Dataset entries =>
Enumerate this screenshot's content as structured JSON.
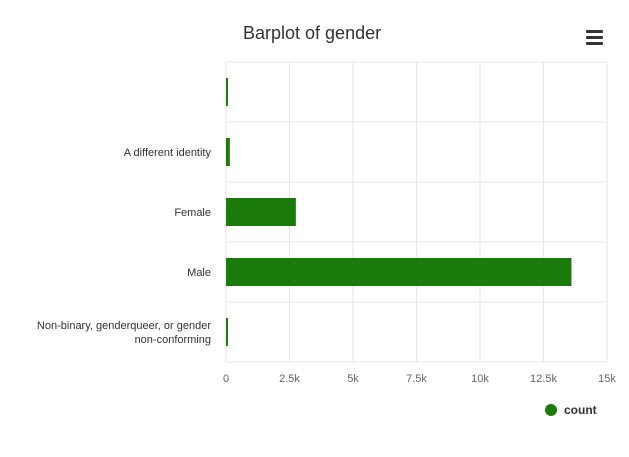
{
  "chart_data": {
    "type": "bar",
    "orientation": "horizontal",
    "title": "Barplot of gender",
    "categories": [
      "",
      "A different identity",
      "Female",
      "Male",
      "Non-binary, genderqueer, or gender non-conforming"
    ],
    "series": [
      {
        "name": "count",
        "values": [
          60,
          150,
          2750,
          13600,
          60
        ],
        "color": "#1a7a0a"
      }
    ],
    "xlim": [
      0,
      15000
    ],
    "x_ticks": [
      0,
      2500,
      5000,
      7500,
      10000,
      12500,
      15000
    ],
    "x_tick_labels": [
      "0",
      "2.5k",
      "5k",
      "7.5k",
      "10k",
      "12.5k",
      "15k"
    ],
    "grid": true,
    "legend": {
      "position": "bottom-right",
      "entries": [
        "count"
      ]
    }
  },
  "toolbar": {
    "menu_icon": "hamburger-menu-icon"
  }
}
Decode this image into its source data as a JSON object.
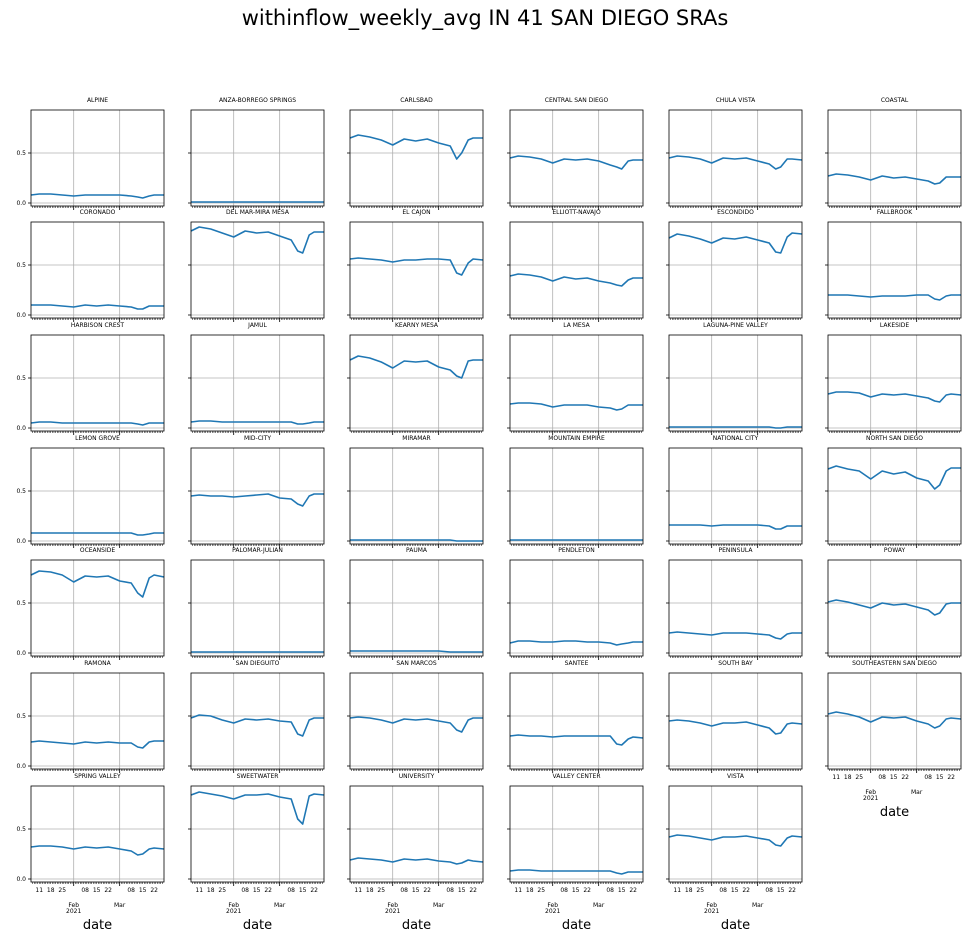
{
  "title": "withinflow_weekly_avg IN 41 SAN DIEGO SRAs",
  "x_axis": {
    "label": "date",
    "minor_tick_labels": [
      "11",
      "18",
      "25",
      "08",
      "15",
      "22",
      "08",
      "15",
      "22"
    ],
    "major_tick_labels": [
      "Feb\n2021",
      "Mar"
    ]
  },
  "y_axis": {
    "tick_labels": [
      "0.0",
      "0.5"
    ]
  },
  "colors": {
    "line": "#1f77b4",
    "grid": "#b0b0b0",
    "axes": "#000000"
  },
  "chart_data": {
    "type": "line",
    "layout": "small-multiples 7x6, shared x and y axes",
    "xlim": [
      "2021-01-06",
      "2021-03-28"
    ],
    "ylim": [
      -0.03,
      0.93
    ],
    "x": [
      "2021-01-06",
      "2021-01-11",
      "2021-01-18",
      "2021-01-25",
      "2021-02-01",
      "2021-02-08",
      "2021-02-15",
      "2021-02-22",
      "2021-03-01",
      "2021-03-08",
      "2021-03-12",
      "2021-03-15",
      "2021-03-19",
      "2021-03-22",
      "2021-03-28"
    ],
    "grid": true,
    "series": [
      {
        "name": "ALPINE",
        "values": [
          0.08,
          0.09,
          0.09,
          0.08,
          0.07,
          0.08,
          0.08,
          0.08,
          0.08,
          0.07,
          0.06,
          0.05,
          0.07,
          0.08,
          0.08
        ]
      },
      {
        "name": "ANZA-BORREGO SPRINGS",
        "values": [
          0.01,
          0.01,
          0.01,
          0.01,
          0.01,
          0.01,
          0.01,
          0.01,
          0.01,
          0.01,
          0.01,
          0.01,
          0.01,
          0.01,
          0.01
        ]
      },
      {
        "name": "CARLSBAD",
        "values": [
          0.65,
          0.68,
          0.66,
          0.63,
          0.58,
          0.64,
          0.62,
          0.64,
          0.6,
          0.57,
          0.44,
          0.5,
          0.63,
          0.65,
          0.65
        ]
      },
      {
        "name": "CENTRAL SAN DIEGO",
        "values": [
          0.45,
          0.47,
          0.46,
          0.44,
          0.4,
          0.44,
          0.43,
          0.44,
          0.42,
          0.38,
          0.36,
          0.34,
          0.42,
          0.43,
          0.43
        ]
      },
      {
        "name": "CHULA VISTA",
        "values": [
          0.45,
          0.47,
          0.46,
          0.44,
          0.4,
          0.45,
          0.44,
          0.45,
          0.42,
          0.39,
          0.34,
          0.36,
          0.44,
          0.44,
          0.43
        ]
      },
      {
        "name": "COASTAL",
        "values": [
          0.27,
          0.29,
          0.28,
          0.26,
          0.23,
          0.27,
          0.25,
          0.26,
          0.24,
          0.22,
          0.19,
          0.2,
          0.26,
          0.26,
          0.26
        ]
      },
      {
        "name": "CORONADO",
        "values": [
          0.1,
          0.1,
          0.1,
          0.09,
          0.08,
          0.1,
          0.09,
          0.1,
          0.09,
          0.08,
          0.06,
          0.06,
          0.09,
          0.09,
          0.09
        ]
      },
      {
        "name": "DEL MAR-MIRA MESA",
        "values": [
          0.84,
          0.88,
          0.86,
          0.82,
          0.78,
          0.84,
          0.82,
          0.83,
          0.79,
          0.75,
          0.64,
          0.62,
          0.8,
          0.83,
          0.83
        ]
      },
      {
        "name": "EL CAJON",
        "values": [
          0.56,
          0.57,
          0.56,
          0.55,
          0.53,
          0.55,
          0.55,
          0.56,
          0.56,
          0.55,
          0.42,
          0.4,
          0.52,
          0.56,
          0.55
        ]
      },
      {
        "name": "ELLIOTT-NAVAJO",
        "values": [
          0.39,
          0.41,
          0.4,
          0.38,
          0.34,
          0.38,
          0.36,
          0.37,
          0.34,
          0.32,
          0.3,
          0.29,
          0.35,
          0.37,
          0.37
        ]
      },
      {
        "name": "ESCONDIDO",
        "values": [
          0.77,
          0.81,
          0.79,
          0.76,
          0.72,
          0.77,
          0.76,
          0.78,
          0.75,
          0.72,
          0.63,
          0.62,
          0.78,
          0.82,
          0.81
        ]
      },
      {
        "name": "FALLBROOK",
        "values": [
          0.2,
          0.2,
          0.2,
          0.19,
          0.18,
          0.19,
          0.19,
          0.19,
          0.2,
          0.2,
          0.16,
          0.15,
          0.19,
          0.2,
          0.2
        ]
      },
      {
        "name": "HARBISON CREST",
        "values": [
          0.05,
          0.06,
          0.06,
          0.05,
          0.05,
          0.05,
          0.05,
          0.05,
          0.05,
          0.05,
          0.04,
          0.03,
          0.05,
          0.05,
          0.05
        ]
      },
      {
        "name": "JAMUL",
        "values": [
          0.06,
          0.07,
          0.07,
          0.06,
          0.06,
          0.06,
          0.06,
          0.06,
          0.06,
          0.06,
          0.04,
          0.04,
          0.05,
          0.06,
          0.06
        ]
      },
      {
        "name": "KEARNY MESA",
        "values": [
          0.68,
          0.72,
          0.7,
          0.66,
          0.6,
          0.67,
          0.66,
          0.67,
          0.61,
          0.58,
          0.52,
          0.5,
          0.67,
          0.68,
          0.68
        ]
      },
      {
        "name": "LA MESA",
        "values": [
          0.24,
          0.25,
          0.25,
          0.24,
          0.21,
          0.23,
          0.23,
          0.23,
          0.21,
          0.2,
          0.18,
          0.19,
          0.23,
          0.23,
          0.23
        ]
      },
      {
        "name": "LAGUNA-PINE VALLEY",
        "values": [
          0.01,
          0.01,
          0.01,
          0.01,
          0.01,
          0.01,
          0.01,
          0.01,
          0.01,
          0.01,
          0.0,
          0.0,
          0.01,
          0.01,
          0.01
        ]
      },
      {
        "name": "LAKESIDE",
        "values": [
          0.34,
          0.36,
          0.36,
          0.35,
          0.31,
          0.34,
          0.33,
          0.34,
          0.32,
          0.3,
          0.27,
          0.26,
          0.33,
          0.34,
          0.33
        ]
      },
      {
        "name": "LEMON GROVE",
        "values": [
          0.08,
          0.08,
          0.08,
          0.08,
          0.08,
          0.08,
          0.08,
          0.08,
          0.08,
          0.08,
          0.06,
          0.06,
          0.07,
          0.08,
          0.08
        ]
      },
      {
        "name": "MID-CITY",
        "values": [
          0.45,
          0.46,
          0.45,
          0.45,
          0.44,
          0.45,
          0.46,
          0.47,
          0.43,
          0.42,
          0.37,
          0.35,
          0.45,
          0.47,
          0.47
        ]
      },
      {
        "name": "MIRAMAR",
        "values": [
          0.01,
          0.01,
          0.01,
          0.01,
          0.01,
          0.01,
          0.01,
          0.01,
          0.01,
          0.01,
          0.0,
          0.0,
          0.0,
          0.0,
          0.0
        ]
      },
      {
        "name": "MOUNTAIN EMPIRE",
        "values": [
          0.01,
          0.01,
          0.01,
          0.01,
          0.01,
          0.01,
          0.01,
          0.01,
          0.01,
          0.01,
          0.01,
          0.01,
          0.01,
          0.01,
          0.01
        ]
      },
      {
        "name": "NATIONAL CITY",
        "values": [
          0.16,
          0.16,
          0.16,
          0.16,
          0.15,
          0.16,
          0.16,
          0.16,
          0.16,
          0.15,
          0.12,
          0.12,
          0.15,
          0.15,
          0.15
        ]
      },
      {
        "name": "NORTH SAN DIEGO",
        "values": [
          0.72,
          0.75,
          0.72,
          0.7,
          0.62,
          0.7,
          0.67,
          0.69,
          0.63,
          0.6,
          0.52,
          0.56,
          0.7,
          0.73,
          0.73
        ]
      },
      {
        "name": "OCEANSIDE",
        "values": [
          0.78,
          0.82,
          0.81,
          0.78,
          0.71,
          0.77,
          0.76,
          0.77,
          0.72,
          0.7,
          0.6,
          0.56,
          0.75,
          0.78,
          0.76
        ]
      },
      {
        "name": "PALOMAR-JULIAN",
        "values": [
          0.01,
          0.01,
          0.01,
          0.01,
          0.01,
          0.01,
          0.01,
          0.01,
          0.01,
          0.01,
          0.01,
          0.01,
          0.01,
          0.01,
          0.01
        ]
      },
      {
        "name": "PAUMA",
        "values": [
          0.02,
          0.02,
          0.02,
          0.02,
          0.02,
          0.02,
          0.02,
          0.02,
          0.02,
          0.01,
          0.01,
          0.01,
          0.01,
          0.01,
          0.01
        ]
      },
      {
        "name": "PENDLETON",
        "values": [
          0.1,
          0.12,
          0.12,
          0.11,
          0.11,
          0.12,
          0.12,
          0.11,
          0.11,
          0.1,
          0.08,
          0.09,
          0.1,
          0.11,
          0.11
        ]
      },
      {
        "name": "PENINSULA",
        "values": [
          0.2,
          0.21,
          0.2,
          0.19,
          0.18,
          0.2,
          0.2,
          0.2,
          0.19,
          0.18,
          0.15,
          0.14,
          0.19,
          0.2,
          0.2
        ]
      },
      {
        "name": "POWAY",
        "values": [
          0.51,
          0.53,
          0.51,
          0.48,
          0.45,
          0.5,
          0.48,
          0.49,
          0.46,
          0.43,
          0.38,
          0.4,
          0.49,
          0.5,
          0.5
        ]
      },
      {
        "name": "RAMONA",
        "values": [
          0.24,
          0.25,
          0.24,
          0.23,
          0.22,
          0.24,
          0.23,
          0.24,
          0.23,
          0.23,
          0.19,
          0.18,
          0.24,
          0.25,
          0.25
        ]
      },
      {
        "name": "SAN DIEGUITO",
        "values": [
          0.48,
          0.51,
          0.5,
          0.46,
          0.43,
          0.47,
          0.46,
          0.47,
          0.45,
          0.44,
          0.32,
          0.3,
          0.46,
          0.48,
          0.48
        ]
      },
      {
        "name": "SAN MARCOS",
        "values": [
          0.48,
          0.49,
          0.48,
          0.46,
          0.43,
          0.47,
          0.46,
          0.47,
          0.45,
          0.43,
          0.36,
          0.34,
          0.46,
          0.48,
          0.48
        ]
      },
      {
        "name": "SANTEE",
        "values": [
          0.3,
          0.31,
          0.3,
          0.3,
          0.29,
          0.3,
          0.3,
          0.3,
          0.3,
          0.3,
          0.22,
          0.21,
          0.27,
          0.29,
          0.28
        ]
      },
      {
        "name": "SOUTH BAY",
        "values": [
          0.45,
          0.46,
          0.45,
          0.43,
          0.4,
          0.43,
          0.43,
          0.44,
          0.41,
          0.38,
          0.32,
          0.33,
          0.42,
          0.43,
          0.42
        ]
      },
      {
        "name": "SOUTHEASTERN SAN DIEGO",
        "values": [
          0.52,
          0.54,
          0.52,
          0.49,
          0.44,
          0.49,
          0.48,
          0.49,
          0.45,
          0.42,
          0.38,
          0.4,
          0.47,
          0.48,
          0.47
        ]
      },
      {
        "name": "SPRING VALLEY",
        "values": [
          0.32,
          0.33,
          0.33,
          0.32,
          0.3,
          0.32,
          0.31,
          0.32,
          0.3,
          0.28,
          0.24,
          0.25,
          0.3,
          0.31,
          0.3
        ]
      },
      {
        "name": "SWEETWATER",
        "values": [
          0.84,
          0.87,
          0.85,
          0.83,
          0.8,
          0.84,
          0.84,
          0.85,
          0.82,
          0.8,
          0.6,
          0.55,
          0.83,
          0.85,
          0.84
        ]
      },
      {
        "name": "UNIVERSITY",
        "values": [
          0.19,
          0.21,
          0.2,
          0.19,
          0.17,
          0.2,
          0.19,
          0.2,
          0.18,
          0.17,
          0.15,
          0.16,
          0.19,
          0.18,
          0.17
        ]
      },
      {
        "name": "VALLEY CENTER",
        "values": [
          0.08,
          0.09,
          0.09,
          0.08,
          0.08,
          0.08,
          0.08,
          0.08,
          0.08,
          0.08,
          0.06,
          0.05,
          0.07,
          0.07,
          0.07
        ]
      },
      {
        "name": "VISTA",
        "values": [
          0.42,
          0.44,
          0.43,
          0.41,
          0.39,
          0.42,
          0.42,
          0.43,
          0.41,
          0.39,
          0.34,
          0.33,
          0.41,
          0.43,
          0.42
        ]
      }
    ]
  }
}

The task => Give only the count of lines in this material that contain the string "VALLEY".

Result for this exercise => 3